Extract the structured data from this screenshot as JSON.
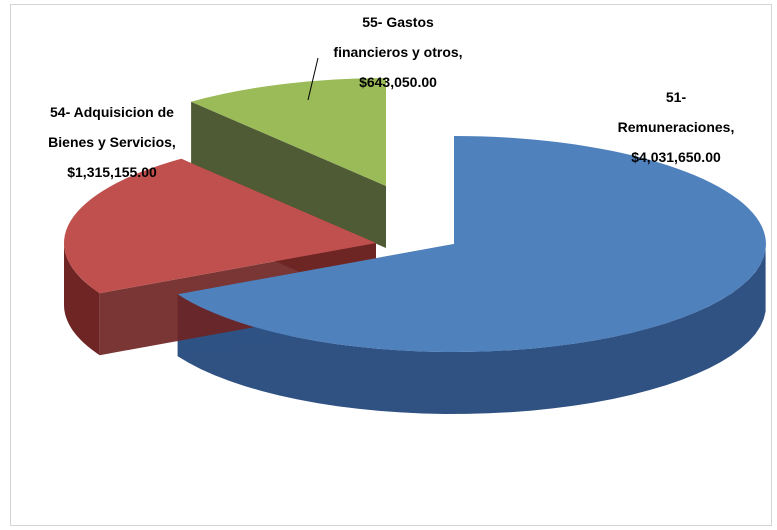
{
  "chart_data": {
    "type": "pie",
    "title": "",
    "slices": [
      {
        "name": "51- Remuneraciones",
        "value": 4031650.0,
        "label_lines": [
          "51-",
          "Remuneraciones,",
          "$4,031,650.00"
        ],
        "color_top": "#4f81bd",
        "color_side": "#2f5283"
      },
      {
        "name": "54- Adquisicion de Bienes y Servicios",
        "value": 1315155.0,
        "label_lines": [
          "54- Adquisicion de",
          "Bienes y Servicios,",
          "$1,315,155.00"
        ],
        "color_top": "#c0504d",
        "color_side": "#6e2524"
      },
      {
        "name": "55- Gastos financieros y otros",
        "value": 643050.0,
        "label_lines": [
          "55- Gastos",
          "financieros y otros,",
          "$643,050.00"
        ],
        "color_top": "#9bbb59",
        "color_side": "#3f4d24"
      }
    ],
    "legend": "none",
    "style": "3d-exploded"
  }
}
● ● ● ● ● ● ●
» DIRECTIVE:
Pull every line containing "value" out of the records.

» FINISHED EXERCISE:
        "value": 4031650.0,
        "value": 1315155.0,
        "value": 643050.0,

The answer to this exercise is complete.